→ **TASK TO CARRY OUT**:
Which lines in the records below contain the word "true"? Copy each of them.
BEGIN GIVEN RECORDS
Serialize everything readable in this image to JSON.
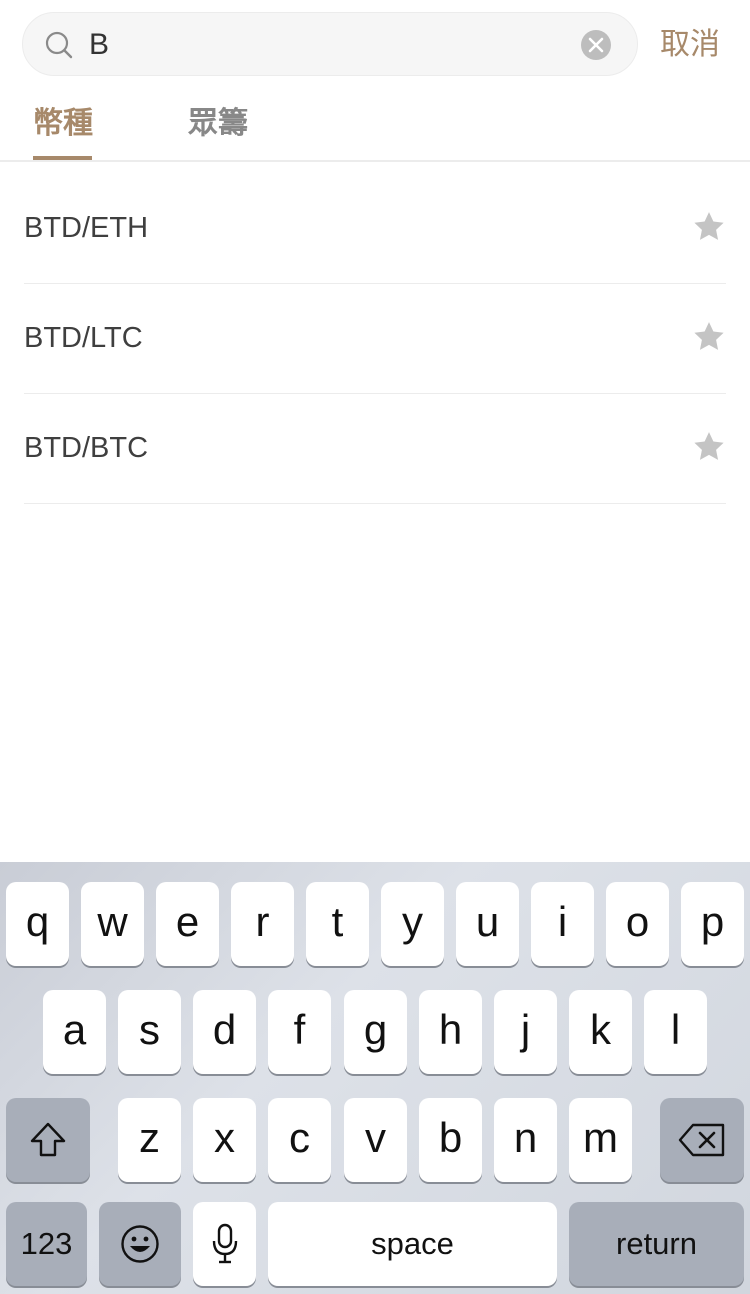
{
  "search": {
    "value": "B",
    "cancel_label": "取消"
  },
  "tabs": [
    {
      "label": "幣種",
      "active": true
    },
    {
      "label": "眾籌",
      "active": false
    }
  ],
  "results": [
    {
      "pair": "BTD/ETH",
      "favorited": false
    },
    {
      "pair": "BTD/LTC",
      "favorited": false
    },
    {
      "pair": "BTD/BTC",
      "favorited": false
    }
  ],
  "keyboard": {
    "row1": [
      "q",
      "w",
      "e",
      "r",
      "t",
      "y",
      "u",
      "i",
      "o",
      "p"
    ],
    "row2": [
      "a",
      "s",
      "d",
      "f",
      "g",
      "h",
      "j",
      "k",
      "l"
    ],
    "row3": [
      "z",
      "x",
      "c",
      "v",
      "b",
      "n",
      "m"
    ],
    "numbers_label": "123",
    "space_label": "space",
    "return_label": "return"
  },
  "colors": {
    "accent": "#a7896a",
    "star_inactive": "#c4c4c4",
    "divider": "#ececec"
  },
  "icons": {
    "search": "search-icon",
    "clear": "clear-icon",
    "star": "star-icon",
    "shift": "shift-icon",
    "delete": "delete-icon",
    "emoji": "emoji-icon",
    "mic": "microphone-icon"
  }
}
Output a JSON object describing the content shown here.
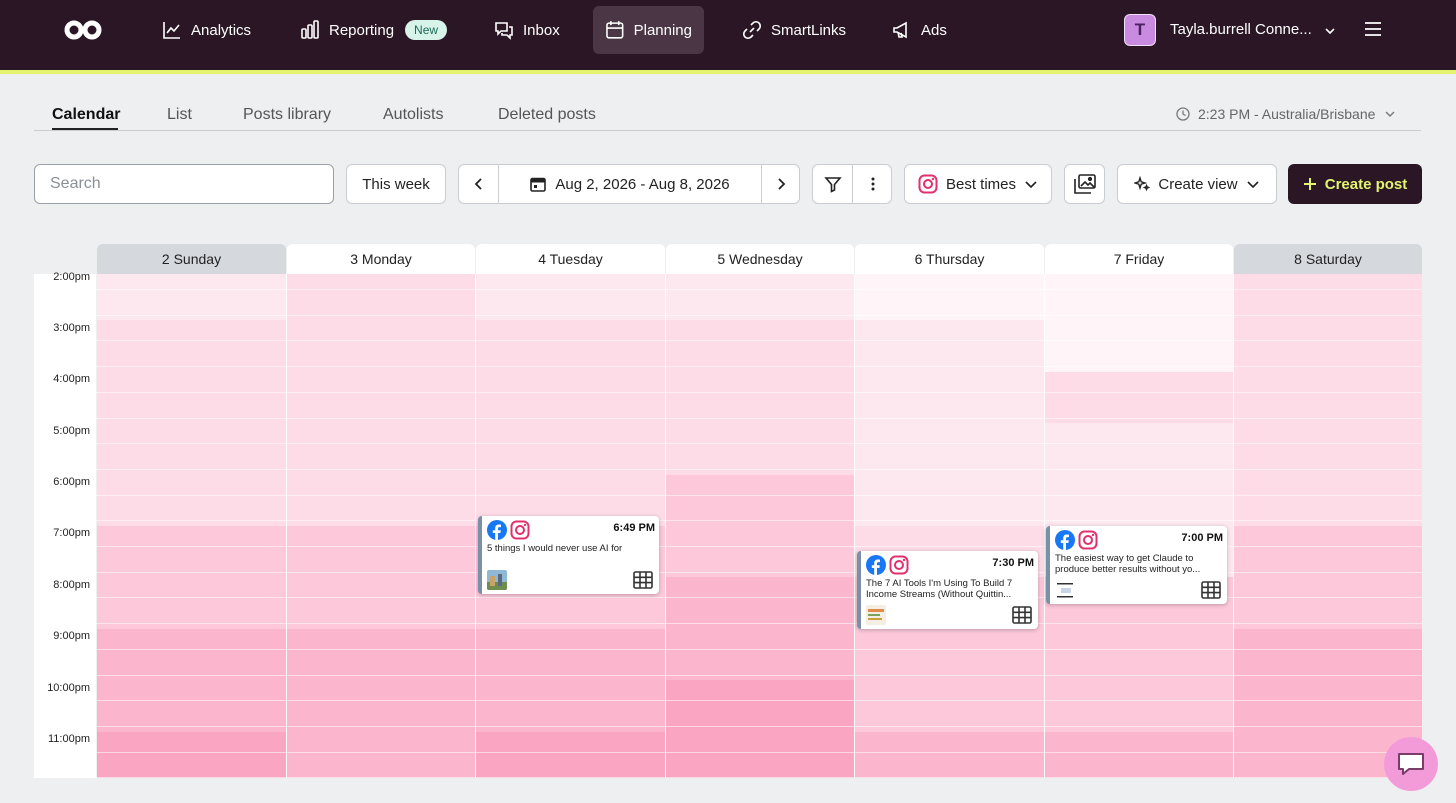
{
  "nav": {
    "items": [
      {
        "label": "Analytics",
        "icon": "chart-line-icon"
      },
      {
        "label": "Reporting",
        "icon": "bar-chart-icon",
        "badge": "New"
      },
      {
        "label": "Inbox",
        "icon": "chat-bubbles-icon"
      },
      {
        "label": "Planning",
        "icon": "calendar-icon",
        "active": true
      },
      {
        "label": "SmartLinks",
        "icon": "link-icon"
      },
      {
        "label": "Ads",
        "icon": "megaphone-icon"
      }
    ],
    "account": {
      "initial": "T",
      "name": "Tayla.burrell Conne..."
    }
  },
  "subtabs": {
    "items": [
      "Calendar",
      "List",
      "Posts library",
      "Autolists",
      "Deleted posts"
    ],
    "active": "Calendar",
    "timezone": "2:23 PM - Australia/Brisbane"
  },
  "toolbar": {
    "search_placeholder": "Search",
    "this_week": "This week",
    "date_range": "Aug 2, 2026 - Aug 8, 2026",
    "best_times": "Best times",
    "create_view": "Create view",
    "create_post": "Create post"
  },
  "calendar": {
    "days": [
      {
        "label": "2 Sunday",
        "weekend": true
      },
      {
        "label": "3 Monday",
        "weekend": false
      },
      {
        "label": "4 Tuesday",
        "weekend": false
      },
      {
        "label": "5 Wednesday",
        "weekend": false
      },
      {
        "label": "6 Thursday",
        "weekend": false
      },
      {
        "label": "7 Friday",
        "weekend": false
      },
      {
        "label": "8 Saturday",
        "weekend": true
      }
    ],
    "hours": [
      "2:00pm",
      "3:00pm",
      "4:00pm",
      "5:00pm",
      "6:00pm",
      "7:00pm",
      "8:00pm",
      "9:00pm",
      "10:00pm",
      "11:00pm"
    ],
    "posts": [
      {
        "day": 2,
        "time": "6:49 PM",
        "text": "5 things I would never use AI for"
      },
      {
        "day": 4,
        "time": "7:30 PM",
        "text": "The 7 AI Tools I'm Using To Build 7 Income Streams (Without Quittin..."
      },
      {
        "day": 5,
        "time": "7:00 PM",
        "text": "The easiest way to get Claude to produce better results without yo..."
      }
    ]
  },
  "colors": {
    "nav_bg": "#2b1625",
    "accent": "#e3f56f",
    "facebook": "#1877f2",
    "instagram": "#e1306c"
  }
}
END GIVEN RECORDS
→ **COMPLETED TASK**:
      "active": true
        "active": true
        "weekend": true
        "weekend": true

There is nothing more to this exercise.